TEXTO DE LEITURA:
'''
A artista Manal AlDowayan, da Arábia Saudita, costumava odiar a palavra feminista. “Eu achava que o feminismo tinha sido criado para mulheres brancas e ocidentais, e que sua linguagem não me incluía”, ela me disse recentemente. Seu trabalho abrange a gama de fotografia, vídeo, som, escultura e prática participativa. Em geral, o tema gira em torno das limitações e dos bolsões de liberdade que as mulheres sauditas têm, além de questionar tradições e memórias coletivas. Isso fez com que o público de arte a visse como uma artista feminista, e é também por isso que sua declaração é bastante surpreendente.
“Acho que minha avó era feminista”, ela esclareceu rapidamente. “Não por sua conduta sexual ou pela maneira como se vestia. Apenas por sua resiliência. Ela era uma mulher forte. Seu marido morreu cedo e ela teve que criar 10 filhos sozinha. Todos eles se tornaram bem-sucedidos por si mesmos. Ela era incrível”.
No cenário sociocultural em rápida mudança da Arábia Saudita de hoje, a arte de Manal AlDowayan está recebendo cada vez mais atenção. Enquanto o Reino está lentamente envolvendo mais mulheres na esfera pública, especialmente nas artes, o mundo da arte internacional observa com crescente interesse a condição das mulheres na Arábia Saudita. Nesse sentido, a prática de AlDowayan oferece uma perspectiva nunca complacente, complexa e cheia de nuances, baseada na experiência vivida.
'''
[Entradas de posição dos itens]
'''
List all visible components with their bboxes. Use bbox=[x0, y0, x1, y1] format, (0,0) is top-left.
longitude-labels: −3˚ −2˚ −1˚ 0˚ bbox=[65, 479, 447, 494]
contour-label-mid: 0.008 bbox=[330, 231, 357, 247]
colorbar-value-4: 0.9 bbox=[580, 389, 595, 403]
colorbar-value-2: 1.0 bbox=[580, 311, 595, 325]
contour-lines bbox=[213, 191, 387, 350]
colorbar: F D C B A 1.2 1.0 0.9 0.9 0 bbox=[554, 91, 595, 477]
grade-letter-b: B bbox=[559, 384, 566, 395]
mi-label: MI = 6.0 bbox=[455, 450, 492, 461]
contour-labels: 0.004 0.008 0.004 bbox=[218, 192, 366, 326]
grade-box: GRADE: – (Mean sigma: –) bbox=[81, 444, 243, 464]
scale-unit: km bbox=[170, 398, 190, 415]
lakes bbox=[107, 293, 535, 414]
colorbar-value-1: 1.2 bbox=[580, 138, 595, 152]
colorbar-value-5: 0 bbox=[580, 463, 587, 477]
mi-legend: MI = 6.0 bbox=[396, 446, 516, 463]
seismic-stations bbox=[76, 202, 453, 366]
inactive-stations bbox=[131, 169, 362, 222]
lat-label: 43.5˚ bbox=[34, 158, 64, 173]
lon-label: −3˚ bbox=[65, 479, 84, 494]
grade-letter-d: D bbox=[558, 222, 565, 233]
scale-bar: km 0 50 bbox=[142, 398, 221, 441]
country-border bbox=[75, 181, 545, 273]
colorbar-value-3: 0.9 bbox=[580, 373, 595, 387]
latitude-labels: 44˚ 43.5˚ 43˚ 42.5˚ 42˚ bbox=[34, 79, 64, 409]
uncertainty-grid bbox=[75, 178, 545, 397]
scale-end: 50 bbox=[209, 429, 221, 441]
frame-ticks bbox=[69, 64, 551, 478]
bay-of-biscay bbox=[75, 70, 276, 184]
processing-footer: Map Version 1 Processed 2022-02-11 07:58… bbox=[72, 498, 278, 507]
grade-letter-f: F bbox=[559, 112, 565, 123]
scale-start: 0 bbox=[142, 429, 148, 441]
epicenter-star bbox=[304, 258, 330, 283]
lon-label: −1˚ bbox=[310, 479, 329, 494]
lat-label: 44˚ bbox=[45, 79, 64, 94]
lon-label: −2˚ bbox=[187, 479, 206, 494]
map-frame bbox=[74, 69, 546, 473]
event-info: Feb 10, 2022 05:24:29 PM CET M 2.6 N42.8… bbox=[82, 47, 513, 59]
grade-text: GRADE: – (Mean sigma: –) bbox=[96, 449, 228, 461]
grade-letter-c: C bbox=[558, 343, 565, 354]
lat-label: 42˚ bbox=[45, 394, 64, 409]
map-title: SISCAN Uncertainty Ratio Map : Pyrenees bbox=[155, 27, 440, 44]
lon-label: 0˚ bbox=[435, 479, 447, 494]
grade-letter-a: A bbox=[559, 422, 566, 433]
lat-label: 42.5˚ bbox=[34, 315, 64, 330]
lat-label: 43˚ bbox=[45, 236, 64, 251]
'''
PROBLEMAS A RESOLVER:
- 1) Transcreva do texto sobre Manal AlDowayan o trecho que começa em "No cenário sociocultural" e termina em "na experiência vivida.".
- 2) Segundo o texto sobre Manal AlDowayan, quantos filhos a avó da artista teve que criar sozinha?
- 3) Dê continuidade ao texto sobre Manal AlDowayan a partir da última frase.

RESULTADOS:
- 1)
No cenário sociocultural em rápida mudança da Arábia Saudita de hoje, a arte de Manal AlDowayan está recebendo cada vez mais atenção. Enquanto o Reino está lentamente envolvendo mais mulheres na esfera pública, especialmente nas artes, o mundo da arte internacional observa com crescente interesse a condição das mulheres na Arábia Saudita. Nesse sentido, a prática de AlDowayan oferece uma perspectiva nunca complacente, complexa e cheia de nuances, baseada na experiência vivida.

- 2) Dez filhos.

- 3)
Estou sentada com ela em uma pequena e confortável sala nos fundos da casa que abriga sua exposição em AlUla. Essa é uma região deslumbrante no deserto da Arábia Saudita, uma parte central do plano de investimento saudita para o setor de arte.
Chamada “Their Love Is Like All Loves, Their Death Is Like All Deaths” (O amor deles é como todos os amores, a morte deles é como todas as mortes), a exposição em AlUla é uma repetição da que AlDowayan realizou em Madri com sua galeria Sabrina Amrani em fevereiro do ano passado. A mostra foi baseada nas primeiras visitas da artista a Hegra, o local que é Patrimônio Mundial da UNESCO e apresenta ruínas nabateanas, dedanitas e lihyan, monumentos, inscrições milenares em rochas e tumbas magníficas.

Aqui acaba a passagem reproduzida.